To be done »
Copy all the entries word for word, but omit the pictures.

Recorded information »
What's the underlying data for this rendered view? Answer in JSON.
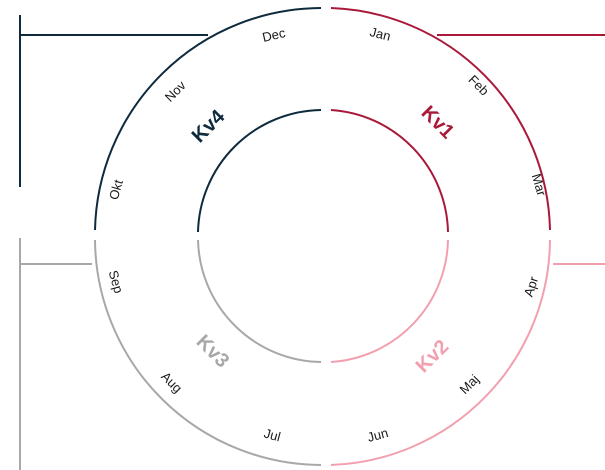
{
  "colors": {
    "kv1": "#a8193a",
    "kv2": "#f2a0b0",
    "kv3": "#a8a8a8",
    "kv4": "#0e2a3c",
    "text": "#1a1a1a"
  },
  "quarters": [
    {
      "key": "kv1",
      "label": "Kv1",
      "months": [
        "Jan",
        "Feb",
        "Mar"
      ]
    },
    {
      "key": "kv2",
      "label": "Kv2",
      "months": [
        "Apr",
        "Maj",
        "Jun"
      ]
    },
    {
      "key": "kv3",
      "label": "Kv3",
      "months": [
        "Jul",
        "Aug",
        "Sep"
      ]
    },
    {
      "key": "kv4",
      "label": "Kv4",
      "months": [
        "Okt",
        "Nov",
        "Dec"
      ]
    }
  ]
}
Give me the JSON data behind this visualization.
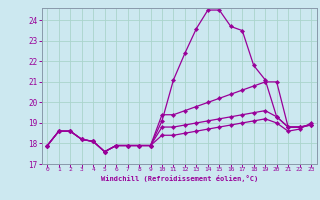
{
  "xlabel": "Windchill (Refroidissement éolien,°C)",
  "bg_color": "#cce8f0",
  "grid_color": "#aad4cc",
  "line_color": "#990099",
  "spine_color": "#8899aa",
  "xlim": [
    -0.5,
    23.5
  ],
  "ylim": [
    17,
    24.6
  ],
  "yticks": [
    17,
    18,
    19,
    20,
    21,
    22,
    23,
    24
  ],
  "xticks": [
    0,
    1,
    2,
    3,
    4,
    5,
    6,
    7,
    8,
    9,
    10,
    11,
    12,
    13,
    14,
    15,
    16,
    17,
    18,
    19,
    20,
    21,
    22,
    23
  ],
  "line1": [
    17.9,
    18.6,
    18.6,
    18.2,
    18.1,
    17.6,
    17.9,
    17.9,
    17.9,
    17.9,
    19.1,
    21.1,
    22.4,
    23.6,
    24.5,
    24.5,
    23.7,
    23.5,
    21.8,
    21.1,
    19.3,
    18.8,
    18.8,
    18.9
  ],
  "line2": [
    17.9,
    18.6,
    18.6,
    18.2,
    18.1,
    17.6,
    17.9,
    17.9,
    17.9,
    17.9,
    19.4,
    19.4,
    19.6,
    19.8,
    20.0,
    20.2,
    20.4,
    20.6,
    20.8,
    21.0,
    21.0,
    18.8,
    18.8,
    18.9
  ],
  "line3": [
    17.9,
    18.6,
    18.6,
    18.2,
    18.1,
    17.6,
    17.9,
    17.9,
    17.9,
    17.9,
    18.8,
    18.8,
    18.9,
    19.0,
    19.1,
    19.2,
    19.3,
    19.4,
    19.5,
    19.6,
    19.3,
    18.8,
    18.8,
    18.9
  ],
  "line4": [
    17.9,
    18.6,
    18.6,
    18.2,
    18.1,
    17.6,
    17.9,
    17.9,
    17.9,
    17.9,
    18.4,
    18.4,
    18.5,
    18.6,
    18.7,
    18.8,
    18.9,
    19.0,
    19.1,
    19.2,
    19.0,
    18.6,
    18.7,
    19.0
  ]
}
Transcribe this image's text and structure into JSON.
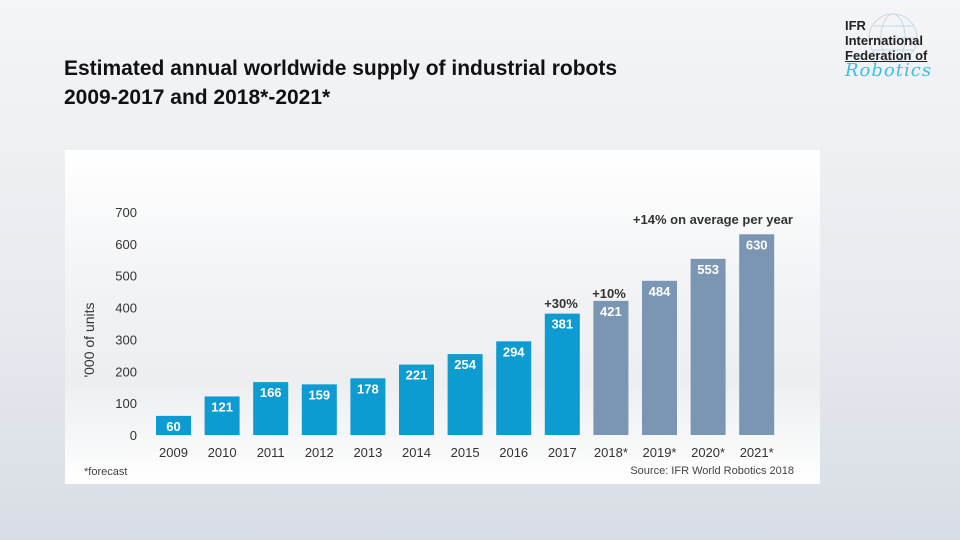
{
  "title": {
    "line1": "Estimated annual worldwide supply of industrial robots",
    "line2": "2009-2017 and 2018*-2021*"
  },
  "logo": {
    "line1": "IFR",
    "line2": "International",
    "line3": "Federation of",
    "line4": "Robotics"
  },
  "chart_data": {
    "type": "bar",
    "categories": [
      "2009",
      "2010",
      "2011",
      "2012",
      "2013",
      "2014",
      "2015",
      "2016",
      "2017",
      "2018*",
      "2019*",
      "2020*",
      "2021*"
    ],
    "values": [
      60,
      121,
      166,
      159,
      178,
      221,
      254,
      294,
      381,
      421,
      484,
      553,
      630
    ],
    "forecast": [
      false,
      false,
      false,
      false,
      false,
      false,
      false,
      false,
      false,
      true,
      true,
      true,
      true
    ],
    "ylabel": "'000 of units",
    "ylim": [
      0,
      700
    ],
    "yticks": [
      0,
      100,
      200,
      300,
      400,
      500,
      600,
      700
    ],
    "grid": false,
    "colors": {
      "actual": "#0e9bd1",
      "forecast": "#7b96b3"
    },
    "annotations": {
      "y2017": "+30%",
      "y2018": "+10%",
      "average": "+14% on average per year"
    },
    "footnote": "*forecast",
    "source": "Source: IFR World Robotics 2018"
  }
}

Answer to the exercise »
What's the underlying data for this rendered view? Answer in JSON.
{
  "colors": {
    "kv1": "#a8193a",
    "kv2": "#f2a0b0",
    "kv3": "#a8a8a8",
    "kv4": "#0e2a3c",
    "text": "#1a1a1a"
  },
  "quarters": [
    {
      "key": "kv1",
      "label": "Kv1",
      "months": [
        "Jan",
        "Feb",
        "Mar"
      ]
    },
    {
      "key": "kv2",
      "label": "Kv2",
      "months": [
        "Apr",
        "Maj",
        "Jun"
      ]
    },
    {
      "key": "kv3",
      "label": "Kv3",
      "months": [
        "Jul",
        "Aug",
        "Sep"
      ]
    },
    {
      "key": "kv4",
      "label": "Kv4",
      "months": [
        "Okt",
        "Nov",
        "Dec"
      ]
    }
  ]
}
Give me the JSON data behind this visualization.
{
  "xlabel": "Windchill (Refroidissement éolien,°C)",
  "bg_color": "#cce8f0",
  "grid_color": "#aad4cc",
  "line_color": "#990099",
  "spine_color": "#8899aa",
  "xlim": [
    -0.5,
    23.5
  ],
  "ylim": [
    17,
    24.6
  ],
  "yticks": [
    17,
    18,
    19,
    20,
    21,
    22,
    23,
    24
  ],
  "xticks": [
    0,
    1,
    2,
    3,
    4,
    5,
    6,
    7,
    8,
    9,
    10,
    11,
    12,
    13,
    14,
    15,
    16,
    17,
    18,
    19,
    20,
    21,
    22,
    23
  ],
  "line1": [
    17.9,
    18.6,
    18.6,
    18.2,
    18.1,
    17.6,
    17.9,
    17.9,
    17.9,
    17.9,
    19.1,
    21.1,
    22.4,
    23.6,
    24.5,
    24.5,
    23.7,
    23.5,
    21.8,
    21.1,
    19.3,
    18.8,
    18.8,
    18.9
  ],
  "line2": [
    17.9,
    18.6,
    18.6,
    18.2,
    18.1,
    17.6,
    17.9,
    17.9,
    17.9,
    17.9,
    19.4,
    19.4,
    19.6,
    19.8,
    20.0,
    20.2,
    20.4,
    20.6,
    20.8,
    21.0,
    21.0,
    18.8,
    18.8,
    18.9
  ],
  "line3": [
    17.9,
    18.6,
    18.6,
    18.2,
    18.1,
    17.6,
    17.9,
    17.9,
    17.9,
    17.9,
    18.8,
    18.8,
    18.9,
    19.0,
    19.1,
    19.2,
    19.3,
    19.4,
    19.5,
    19.6,
    19.3,
    18.8,
    18.8,
    18.9
  ],
  "line4": [
    17.9,
    18.6,
    18.6,
    18.2,
    18.1,
    17.6,
    17.9,
    17.9,
    17.9,
    17.9,
    18.4,
    18.4,
    18.5,
    18.6,
    18.7,
    18.8,
    18.9,
    19.0,
    19.1,
    19.2,
    19.0,
    18.6,
    18.7,
    19.0
  ]
}
Transcribe this image's text and structure into JSON.
{
  "title": {
    "line1": "Estimated annual worldwide supply of industrial robots",
    "line2": "2009-2017 and 2018*-2021*"
  },
  "logo": {
    "line1": "IFR",
    "line2": "International",
    "line3": "Federation of",
    "line4": "Robotics"
  },
  "chart_data": {
    "type": "bar",
    "categories": [
      "2009",
      "2010",
      "2011",
      "2012",
      "2013",
      "2014",
      "2015",
      "2016",
      "2017",
      "2018*",
      "2019*",
      "2020*",
      "2021*"
    ],
    "values": [
      60,
      121,
      166,
      159,
      178,
      221,
      254,
      294,
      381,
      421,
      484,
      553,
      630
    ],
    "forecast": [
      false,
      false,
      false,
      false,
      false,
      false,
      false,
      false,
      false,
      true,
      true,
      true,
      true
    ],
    "ylabel": "'000 of units",
    "ylim": [
      0,
      700
    ],
    "yticks": [
      0,
      100,
      200,
      300,
      400,
      500,
      600,
      700
    ],
    "grid": false,
    "colors": {
      "actual": "#0e9bd1",
      "forecast": "#7b96b3"
    },
    "annotations": {
      "y2017": "+30%",
      "y2018": "+10%",
      "average": "+14% on average per year"
    },
    "footnote": "*forecast",
    "source": "Source: IFR World Robotics 2018"
  }
}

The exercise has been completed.